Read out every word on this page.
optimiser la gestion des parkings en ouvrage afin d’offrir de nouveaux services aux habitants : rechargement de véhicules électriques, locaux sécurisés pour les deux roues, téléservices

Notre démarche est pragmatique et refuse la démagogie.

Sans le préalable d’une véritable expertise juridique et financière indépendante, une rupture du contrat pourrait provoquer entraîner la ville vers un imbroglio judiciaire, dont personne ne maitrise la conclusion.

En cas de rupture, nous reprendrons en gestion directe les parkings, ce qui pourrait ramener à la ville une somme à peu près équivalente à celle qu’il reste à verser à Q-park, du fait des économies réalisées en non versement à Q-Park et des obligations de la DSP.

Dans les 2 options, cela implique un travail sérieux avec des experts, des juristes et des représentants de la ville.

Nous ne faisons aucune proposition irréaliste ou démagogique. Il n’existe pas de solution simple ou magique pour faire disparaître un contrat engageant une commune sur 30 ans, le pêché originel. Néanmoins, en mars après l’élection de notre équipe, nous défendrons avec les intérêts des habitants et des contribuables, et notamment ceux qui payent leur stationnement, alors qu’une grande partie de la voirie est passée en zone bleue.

※ ※ ※

**Stated exercise**:
Check each line of the entries for the string "rupture". Copy the lines that have it.

**Problem solution**:
Sans le préalable d’une véritable expertise juridique et financière indépendante, une rupture du contrat pourrait provoquer entraîner la ville vers un imbroglio judiciaire, dont personne ne maitrise la conclusion.
En cas de rupture, nous reprendrons en gestion directe les parkings, ce qui pourrait ramener à la ville une somme à peu près équivalente à celle qu’il reste à verser à Q-park, du fait des économies réalisées en non versement à Q-Park et des obligations de la DSP.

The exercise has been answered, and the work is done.